= PROVIDED DATA =
◇ ◇ ◇

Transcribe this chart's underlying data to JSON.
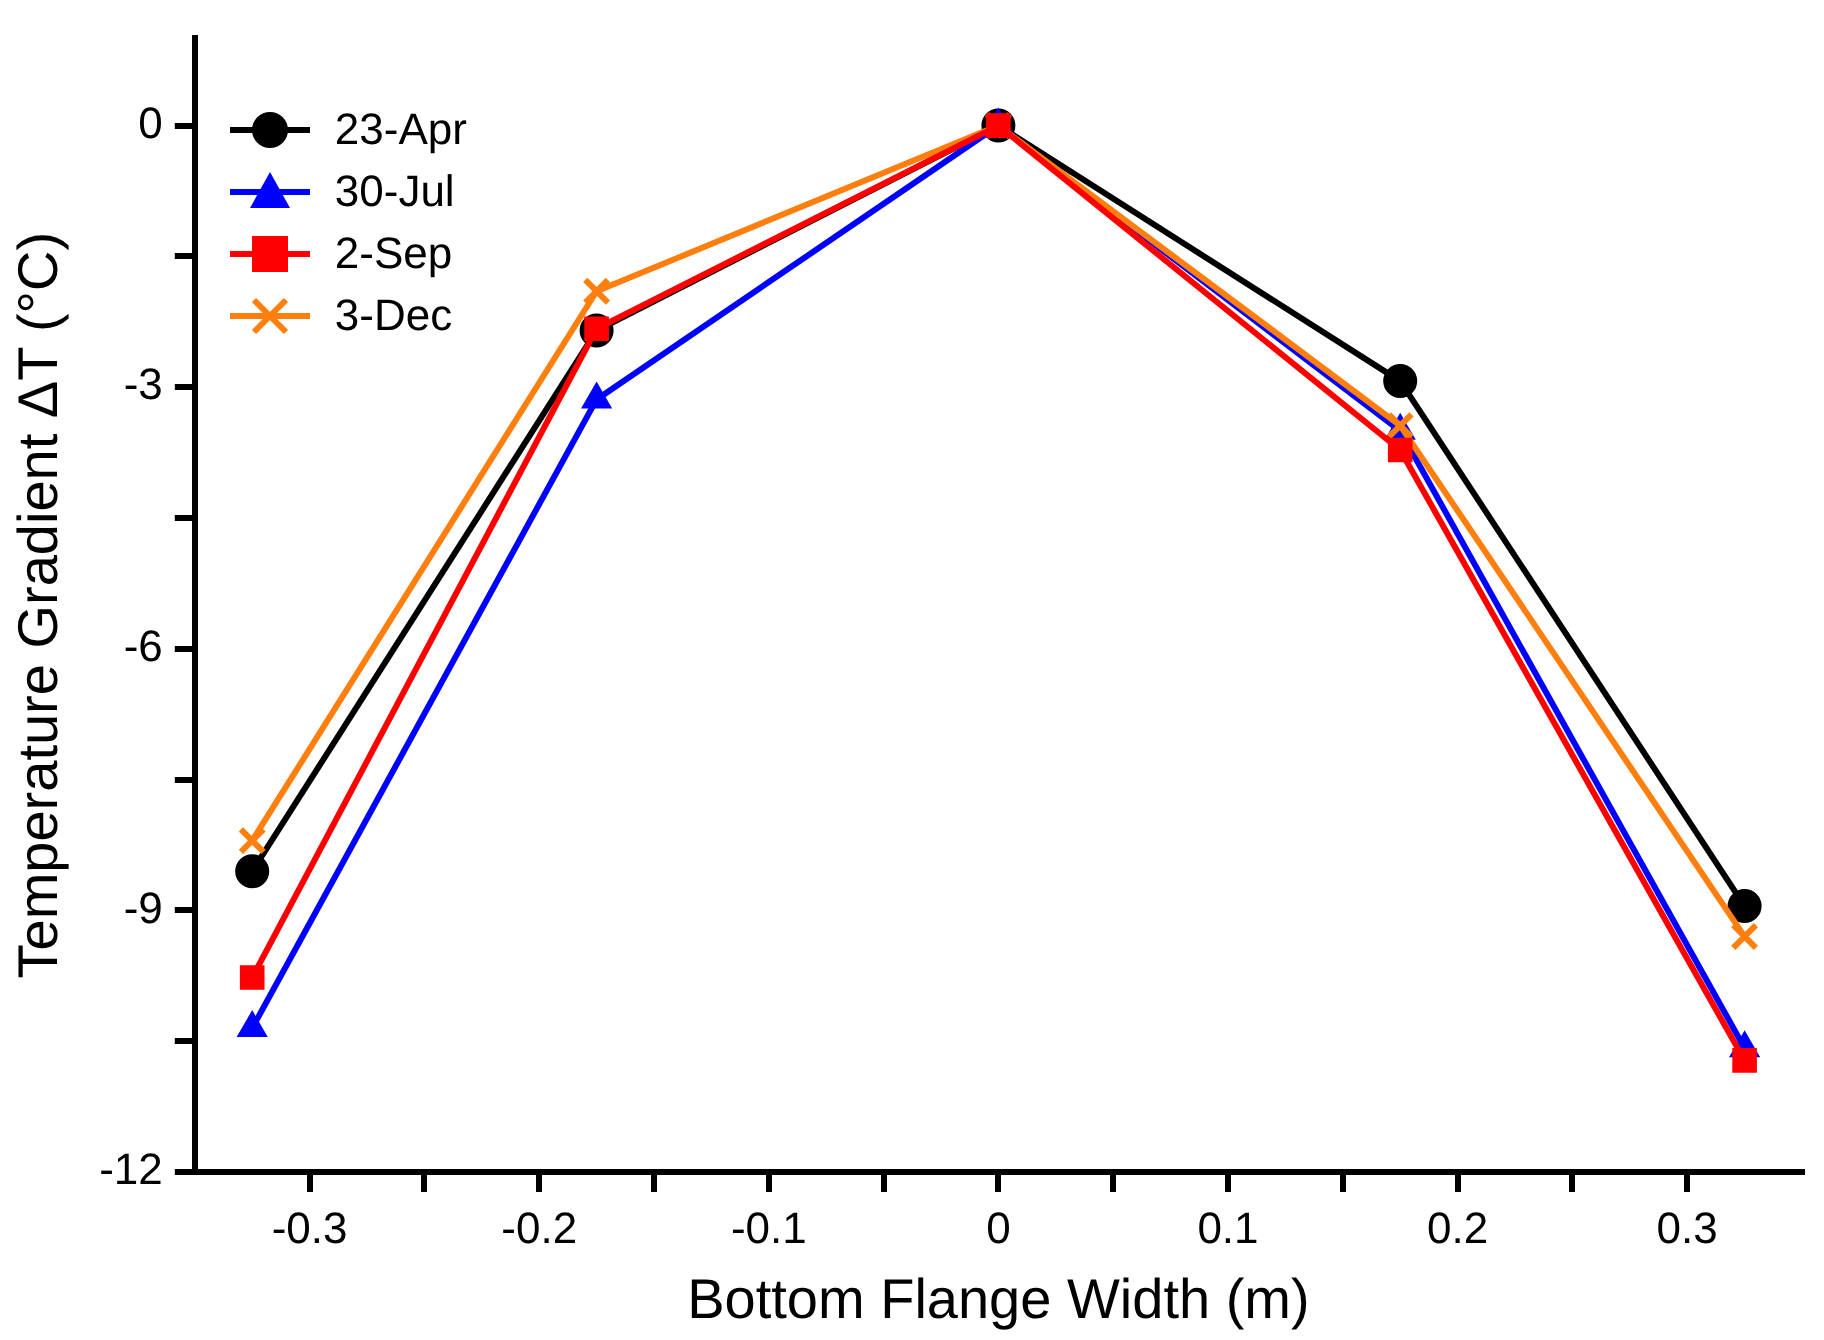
{
  "chart_data": {
    "type": "line",
    "xlabel": "Bottom Flange Width (m)",
    "ylabel": "Temperature Gradient ΔT (°C)",
    "x": [
      -0.325,
      -0.175,
      0,
      0.175,
      0.325
    ],
    "series": [
      {
        "name": "23-Apr",
        "color": "#000000",
        "marker": "circle",
        "values": [
          -8.55,
          -2.35,
          0,
          -2.93,
          -8.95
        ]
      },
      {
        "name": "30-Jul",
        "color": "#0000ff",
        "marker": "triangle",
        "values": [
          -10.35,
          -3.14,
          0,
          -3.5,
          -10.58
        ]
      },
      {
        "name": "2-Sep",
        "color": "#ff0000",
        "marker": "square",
        "values": [
          -9.77,
          -2.33,
          0,
          -3.72,
          -10.72
        ]
      },
      {
        "name": "3-Dec",
        "color": "#ff7f0e",
        "marker": "cross",
        "values": [
          -8.2,
          -1.9,
          0,
          -3.44,
          -9.3
        ]
      }
    ],
    "xlim": [
      -0.35,
      0.35
    ],
    "xticks": [
      -0.3,
      {
        "value": -0.25,
        "label": null
      },
      -0.2,
      {
        "value": -0.15,
        "label": null
      },
      -0.1,
      {
        "value": -0.05,
        "label": null
      },
      0,
      {
        "value": 0.05,
        "label": null
      },
      0.1,
      {
        "value": 0.15,
        "label": null
      },
      0.2,
      {
        "value": 0.25,
        "label": null
      },
      0.3
    ],
    "ylim": [
      -12,
      1
    ],
    "yticks": [
      -12,
      {
        "value": -10.5,
        "label": null
      },
      -9,
      {
        "value": -7.5,
        "label": null
      },
      -6,
      {
        "value": -4.5,
        "label": null
      },
      -3,
      {
        "value": -1.5,
        "label": null
      },
      0
    ],
    "grid": false,
    "legend": "top left",
    "line_style": "solid"
  }
}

◇ ◇ ◇

Copy every record above exactly as written, but leave out the pictures.

Transcribe this chart's underlying data to JSON.
{
  "chart_data": {
    "type": "line",
    "xlabel": "Bottom Flange Width (m)",
    "ylabel": "Temperature Gradient ΔT (°C)",
    "x": [
      -0.325,
      -0.175,
      0,
      0.175,
      0.325
    ],
    "series": [
      {
        "name": "23-Apr",
        "color": "#000000",
        "marker": "circle",
        "values": [
          -8.55,
          -2.35,
          0,
          -2.93,
          -8.95
        ]
      },
      {
        "name": "30-Jul",
        "color": "#0000ff",
        "marker": "triangle",
        "values": [
          -10.35,
          -3.14,
          0,
          -3.5,
          -10.58
        ]
      },
      {
        "name": "2-Sep",
        "color": "#ff0000",
        "marker": "square",
        "values": [
          -9.77,
          -2.33,
          0,
          -3.72,
          -10.72
        ]
      },
      {
        "name": "3-Dec",
        "color": "#ff7f0e",
        "marker": "cross",
        "values": [
          -8.2,
          -1.9,
          0,
          -3.44,
          -9.3
        ]
      }
    ],
    "xlim": [
      -0.35,
      0.35
    ],
    "xticks": [
      -0.3,
      {
        "value": -0.25,
        "label": null
      },
      -0.2,
      {
        "value": -0.15,
        "label": null
      },
      -0.1,
      {
        "value": -0.05,
        "label": null
      },
      0,
      {
        "value": 0.05,
        "label": null
      },
      0.1,
      {
        "value": 0.15,
        "label": null
      },
      0.2,
      {
        "value": 0.25,
        "label": null
      },
      0.3
    ],
    "ylim": [
      -12,
      1
    ],
    "yticks": [
      -12,
      {
        "value": -10.5,
        "label": null
      },
      -9,
      {
        "value": -7.5,
        "label": null
      },
      -6,
      {
        "value": -4.5,
        "label": null
      },
      -3,
      {
        "value": -1.5,
        "label": null
      },
      0
    ],
    "grid": false,
    "legend": "top left",
    "line_style": "solid"
  }
}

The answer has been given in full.